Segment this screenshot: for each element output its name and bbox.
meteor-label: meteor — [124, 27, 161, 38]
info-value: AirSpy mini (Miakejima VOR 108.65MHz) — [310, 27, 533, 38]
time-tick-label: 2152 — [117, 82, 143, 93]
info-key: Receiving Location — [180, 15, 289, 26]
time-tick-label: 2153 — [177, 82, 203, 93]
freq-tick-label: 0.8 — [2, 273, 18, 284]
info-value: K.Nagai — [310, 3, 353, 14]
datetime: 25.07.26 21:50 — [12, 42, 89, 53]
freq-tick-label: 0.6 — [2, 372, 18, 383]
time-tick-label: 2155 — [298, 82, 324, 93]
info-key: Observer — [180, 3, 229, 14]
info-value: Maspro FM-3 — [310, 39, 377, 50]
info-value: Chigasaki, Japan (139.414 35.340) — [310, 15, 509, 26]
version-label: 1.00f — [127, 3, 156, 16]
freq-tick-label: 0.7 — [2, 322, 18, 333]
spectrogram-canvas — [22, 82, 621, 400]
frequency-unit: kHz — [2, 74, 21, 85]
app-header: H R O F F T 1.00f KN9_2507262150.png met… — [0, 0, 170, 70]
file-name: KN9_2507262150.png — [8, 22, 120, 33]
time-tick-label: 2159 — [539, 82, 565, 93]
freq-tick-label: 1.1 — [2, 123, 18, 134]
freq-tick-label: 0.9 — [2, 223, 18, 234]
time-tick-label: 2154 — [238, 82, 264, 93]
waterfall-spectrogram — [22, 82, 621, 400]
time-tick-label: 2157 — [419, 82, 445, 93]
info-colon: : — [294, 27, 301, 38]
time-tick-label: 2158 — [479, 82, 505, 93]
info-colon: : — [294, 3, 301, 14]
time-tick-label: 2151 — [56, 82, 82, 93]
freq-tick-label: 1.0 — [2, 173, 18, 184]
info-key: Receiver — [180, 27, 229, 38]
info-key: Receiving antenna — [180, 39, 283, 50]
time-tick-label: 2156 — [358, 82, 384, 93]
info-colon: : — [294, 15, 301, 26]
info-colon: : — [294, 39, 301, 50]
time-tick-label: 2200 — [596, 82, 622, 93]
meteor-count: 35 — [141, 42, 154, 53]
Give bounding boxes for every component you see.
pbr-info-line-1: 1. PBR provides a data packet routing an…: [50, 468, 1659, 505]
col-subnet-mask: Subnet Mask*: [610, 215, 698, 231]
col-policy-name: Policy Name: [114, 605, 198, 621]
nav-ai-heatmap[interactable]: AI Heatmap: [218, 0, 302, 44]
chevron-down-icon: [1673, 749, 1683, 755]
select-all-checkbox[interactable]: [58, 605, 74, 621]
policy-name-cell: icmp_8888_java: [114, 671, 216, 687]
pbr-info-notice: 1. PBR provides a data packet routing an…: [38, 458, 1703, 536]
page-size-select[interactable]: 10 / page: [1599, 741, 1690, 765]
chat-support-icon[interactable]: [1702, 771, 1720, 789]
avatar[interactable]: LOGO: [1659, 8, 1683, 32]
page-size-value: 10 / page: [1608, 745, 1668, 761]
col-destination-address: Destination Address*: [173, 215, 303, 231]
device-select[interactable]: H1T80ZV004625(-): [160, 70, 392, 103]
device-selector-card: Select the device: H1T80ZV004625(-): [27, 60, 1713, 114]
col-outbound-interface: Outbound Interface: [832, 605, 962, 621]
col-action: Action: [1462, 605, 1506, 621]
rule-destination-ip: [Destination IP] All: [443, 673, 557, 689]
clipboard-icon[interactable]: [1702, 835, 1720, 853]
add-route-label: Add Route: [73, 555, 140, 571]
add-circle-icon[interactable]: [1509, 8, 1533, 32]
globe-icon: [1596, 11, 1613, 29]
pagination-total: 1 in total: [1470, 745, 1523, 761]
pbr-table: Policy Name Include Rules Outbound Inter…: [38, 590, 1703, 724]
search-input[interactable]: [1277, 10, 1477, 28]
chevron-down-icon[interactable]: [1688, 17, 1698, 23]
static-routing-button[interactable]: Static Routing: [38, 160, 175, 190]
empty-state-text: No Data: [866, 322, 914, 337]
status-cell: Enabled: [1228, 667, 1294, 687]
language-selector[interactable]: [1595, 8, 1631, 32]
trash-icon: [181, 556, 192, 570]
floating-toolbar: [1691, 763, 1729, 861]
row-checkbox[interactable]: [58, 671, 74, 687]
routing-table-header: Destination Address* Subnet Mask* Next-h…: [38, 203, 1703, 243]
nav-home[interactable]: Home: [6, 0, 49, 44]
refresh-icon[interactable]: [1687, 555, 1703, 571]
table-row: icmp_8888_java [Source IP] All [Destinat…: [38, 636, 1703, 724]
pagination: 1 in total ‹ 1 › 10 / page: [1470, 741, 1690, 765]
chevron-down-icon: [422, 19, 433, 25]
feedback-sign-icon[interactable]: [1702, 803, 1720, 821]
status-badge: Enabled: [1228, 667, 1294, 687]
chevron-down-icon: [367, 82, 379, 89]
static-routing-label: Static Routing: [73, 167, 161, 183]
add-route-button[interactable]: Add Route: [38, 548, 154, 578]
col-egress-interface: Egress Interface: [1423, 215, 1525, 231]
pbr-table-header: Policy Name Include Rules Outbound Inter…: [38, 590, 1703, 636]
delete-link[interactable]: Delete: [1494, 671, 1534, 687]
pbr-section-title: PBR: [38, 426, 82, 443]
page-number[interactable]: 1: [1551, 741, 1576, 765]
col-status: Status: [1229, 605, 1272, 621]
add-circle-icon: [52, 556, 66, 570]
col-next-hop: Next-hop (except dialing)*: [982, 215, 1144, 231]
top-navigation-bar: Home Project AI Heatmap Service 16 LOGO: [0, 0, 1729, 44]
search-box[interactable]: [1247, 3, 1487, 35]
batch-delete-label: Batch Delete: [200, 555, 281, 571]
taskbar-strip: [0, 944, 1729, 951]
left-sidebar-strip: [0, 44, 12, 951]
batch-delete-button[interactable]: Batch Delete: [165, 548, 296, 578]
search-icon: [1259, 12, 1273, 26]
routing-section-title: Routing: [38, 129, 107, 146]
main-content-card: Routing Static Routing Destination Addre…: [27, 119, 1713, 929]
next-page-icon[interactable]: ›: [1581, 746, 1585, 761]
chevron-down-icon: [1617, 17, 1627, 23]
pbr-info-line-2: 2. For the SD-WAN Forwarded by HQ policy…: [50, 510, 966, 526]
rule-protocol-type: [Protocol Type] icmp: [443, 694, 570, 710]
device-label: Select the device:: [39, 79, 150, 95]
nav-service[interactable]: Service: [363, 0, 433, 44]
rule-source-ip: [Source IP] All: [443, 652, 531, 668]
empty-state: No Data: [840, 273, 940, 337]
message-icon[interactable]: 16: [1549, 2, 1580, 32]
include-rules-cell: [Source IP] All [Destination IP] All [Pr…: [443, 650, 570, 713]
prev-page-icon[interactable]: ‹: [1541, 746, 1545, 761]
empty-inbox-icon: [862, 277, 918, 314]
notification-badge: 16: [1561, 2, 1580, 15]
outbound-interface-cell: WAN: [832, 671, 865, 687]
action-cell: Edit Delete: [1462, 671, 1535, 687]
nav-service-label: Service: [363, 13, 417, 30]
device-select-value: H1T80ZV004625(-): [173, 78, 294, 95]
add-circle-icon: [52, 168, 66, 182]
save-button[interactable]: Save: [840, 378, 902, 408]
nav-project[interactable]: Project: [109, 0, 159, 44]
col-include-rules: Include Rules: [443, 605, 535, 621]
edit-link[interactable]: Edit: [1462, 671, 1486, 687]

_REQUIRED WORK_
Format every line of the material as a numbered list, leaving out any blank lines.

_WRITTEN REPLY_
1. Segment this screenshot: for each element output its name and bbox.
2. meteor-label: meteor — [124, 27, 161, 38]
3. info-value: AirSpy mini (Miakejima VOR 108.65MHz) — [310, 27, 533, 38]
4. time-tick-label: 2152 — [117, 82, 143, 93]
5. info-key: Receiving Location — [180, 15, 289, 26]
6. time-tick-label: 2153 — [177, 82, 203, 93]
7. freq-tick-label: 0.8 — [2, 273, 18, 284]
8. info-value: K.Nagai — [310, 3, 353, 14]
9. datetime: 25.07.26 21:50 — [12, 42, 89, 53]
10. freq-tick-label: 0.6 — [2, 372, 18, 383]
11. time-tick-label: 2155 — [298, 82, 324, 93]
12. info-key: Observer — [180, 3, 229, 14]
13. info-value: Maspro FM-3 — [310, 39, 377, 50]
14. info-value: Chigasaki, Japan (139.414 35.340) — [310, 15, 509, 26]
15. version-label: 1.00f — [127, 3, 156, 16]
16. freq-tick-label: 0.7 — [2, 322, 18, 333]
17. spectrogram-canvas — [22, 82, 621, 400]
18. frequency-unit: kHz — [2, 74, 21, 85]
19. app-header: H R O F F T 1.00f KN9_2507262150.png met… — [0, 0, 170, 70]
20. file-name: KN9_2507262150.png — [8, 22, 120, 33]
21. time-tick-label: 2159 — [539, 82, 565, 93]
22. freq-tick-label: 1.1 — [2, 123, 18, 134]
23. freq-tick-label: 0.9 — [2, 223, 18, 234]
24. time-tick-label: 2154 — [238, 82, 264, 93]
25. waterfall-spectrogram — [22, 82, 621, 400]
26. time-tick-label: 2157 — [419, 82, 445, 93]
27. info-colon: : — [294, 27, 301, 38]
28. time-tick-label: 2158 — [479, 82, 505, 93]
29. info-colon: : — [294, 3, 301, 14]
30. time-tick-label: 2151 — [56, 82, 82, 93]
31. freq-tick-label: 1.0 — [2, 173, 18, 184]
32. info-key: Receiver — [180, 27, 229, 38]
33. info-key: Receiving antenna — [180, 39, 283, 50]
34. time-tick-label: 2156 — [358, 82, 384, 93]
35. info-colon: : — [294, 15, 301, 26]
36. info-colon: : — [294, 39, 301, 50]
37. time-tick-label: 2200 — [596, 82, 622, 93]
38. meteor-count: 35 — [141, 42, 154, 53]
39. Give bounding boxes for every component you see.
40. pbr-info-line-1: 1. PBR provides a data packet routing an…: [50, 468, 1659, 505]
41. col-subnet-mask: Subnet Mask*: [610, 215, 698, 231]
42. col-policy-name: Policy Name: [114, 605, 198, 621]
43. nav-ai-heatmap[interactable]: AI Heatmap: [218, 0, 302, 44]
44. chevron-down-icon: [1673, 749, 1683, 755]
45. select-all-checkbox[interactable]: [58, 605, 74, 621]
46. policy-name-cell: icmp_8888_java: [114, 671, 216, 687]
47. pbr-info-notice: 1. PBR provides a data packet routing an…: [38, 458, 1703, 536]
48. page-size-select[interactable]: 10 / page: [1599, 741, 1690, 765]
49. chat-support-icon[interactable]: [1702, 771, 1720, 789]
50. avatar[interactable]: LOGO: [1659, 8, 1683, 32]
51. page-size-value: 10 / page: [1608, 745, 1668, 761]
52. col-destination-address: Destination Address*: [173, 215, 303, 231]
53. device-select[interactable]: H1T80ZV004625(-): [160, 70, 392, 103]
54. device-selector-card: Select the device: H1T80ZV004625(-): [27, 60, 1713, 114]
55. col-outbound-interface: Outbound Interface: [832, 605, 962, 621]
56. col-action: Action: [1462, 605, 1506, 621]
57. rule-destination-ip: [Destination IP] All: [443, 673, 557, 689]
58. clipboard-icon[interactable]: [1702, 835, 1720, 853]
59. add-route-label: Add Route: [73, 555, 140, 571]
60. add-circle-icon[interactable]: [1509, 8, 1533, 32]
61. globe-icon: [1596, 11, 1613, 29]
62. pagination-total: 1 in total: [1470, 745, 1523, 761]
63. pbr-table: Policy Name Include Rules Outbound Inter…: [38, 590, 1703, 724]
64. search-input[interactable]: [1277, 10, 1477, 28]
65. chevron-down-icon[interactable]: [1688, 17, 1698, 23]
66. static-routing-button[interactable]: Static Routing: [38, 160, 175, 190]
67. empty-state-text: No Data: [866, 322, 914, 337]
68. status-cell: Enabled: [1228, 667, 1294, 687]
69. language-selector[interactable]: [1595, 8, 1631, 32]
70. trash-icon: [181, 556, 192, 570]
71. floating-toolbar: [1691, 763, 1729, 861]
72. row-checkbox[interactable]: [58, 671, 74, 687]
73. routing-table-header: Destination Address* Subnet Mask* Next-h…: [38, 203, 1703, 243]
74. nav-home[interactable]: Home: [6, 0, 49, 44]
75. refresh-icon[interactable]: [1687, 555, 1703, 571]
76. table-row: icmp_8888_java [Source IP] All [Destinat…: [38, 636, 1703, 724]
77. pagination: 1 in total ‹ 1 › 10 / page: [1470, 741, 1690, 765]
78. chevron-down-icon: [422, 19, 433, 25]
79. feedback-sign-icon[interactable]: [1702, 803, 1720, 821]
80. status-badge: Enabled: [1228, 667, 1294, 687]
81. chevron-down-icon: [367, 82, 379, 89]
82. static-routing-label: Static Routing: [73, 167, 161, 183]
83. add-route-button[interactable]: Add Route: [38, 548, 154, 578]
84. col-egress-interface: Egress Interface: [1423, 215, 1525, 231]
85. pbr-table-header: Policy Name Include Rules Outbound Inter…: [38, 590, 1703, 636]
86. delete-link[interactable]: Delete: [1494, 671, 1534, 687]
87. pbr-section-title: PBR: [38, 426, 82, 443]
88. page-number[interactable]: 1: [1551, 741, 1576, 765]
89. col-status: Status: [1229, 605, 1272, 621]
90. add-circle-icon: [52, 556, 66, 570]
91. col-next-hop: Next-hop (except dialing)*: [982, 215, 1144, 231]
92. top-navigation-bar: Home Project AI Heatmap Service 16 LOGO: [0, 0, 1729, 44]
93. search-box[interactable]: [1247, 3, 1487, 35]
94. batch-delete-label: Batch Delete: [200, 555, 281, 571]
95. taskbar-strip: [0, 944, 1729, 951]
96. left-sidebar-strip: [0, 44, 12, 951]
97. batch-delete-button[interactable]: Batch Delete: [165, 548, 296, 578]
98. search-icon: [1259, 12, 1273, 26]
99. routing-section-title: Routing: [38, 129, 107, 146]
100. main-content-card: Routing Static Routing Destination Addre…: [27, 119, 1713, 929]
101. next-page-icon[interactable]: ›: [1581, 746, 1585, 761]
102. chevron-down-icon: [1617, 17, 1627, 23]
103. pbr-info-line-2: 2. For the SD-WAN Forwarded by HQ policy…: [50, 510, 966, 526]
104. rule-protocol-type: [Protocol Type] icmp: [443, 694, 570, 710]
105. device-label: Select the device:: [39, 79, 150, 95]
106. nav-service[interactable]: Service: [363, 0, 433, 44]
107. rule-source-ip: [Source IP] All: [443, 652, 531, 668]
108. empty-state: No Data: [840, 273, 940, 337]
109. message-icon[interactable]: 16: [1549, 2, 1580, 32]
110. include-rules-cell: [Source IP] All [Destination IP] All [Pr…: [443, 650, 570, 713]
111. prev-page-icon[interactable]: ‹: [1541, 746, 1545, 761]
112. empty-inbox-icon: [862, 277, 918, 314]
113. notification-badge: 16: [1561, 2, 1580, 15]
114. outbound-interface-cell: WAN: [832, 671, 865, 687]
115. action-cell: Edit Delete: [1462, 671, 1535, 687]
116. nav-service-label: Service: [363, 13, 417, 30]
117. device-select-value: H1T80ZV004625(-): [173, 78, 294, 95]
118. add-circle-icon: [52, 168, 66, 182]
119. save-button[interactable]: Save: [840, 378, 902, 408]
120. nav-project[interactable]: Project: [109, 0, 159, 44]
121. col-include-rules: Include Rules: [443, 605, 535, 621]
122. edit-link[interactable]: Edit: [1462, 671, 1486, 687]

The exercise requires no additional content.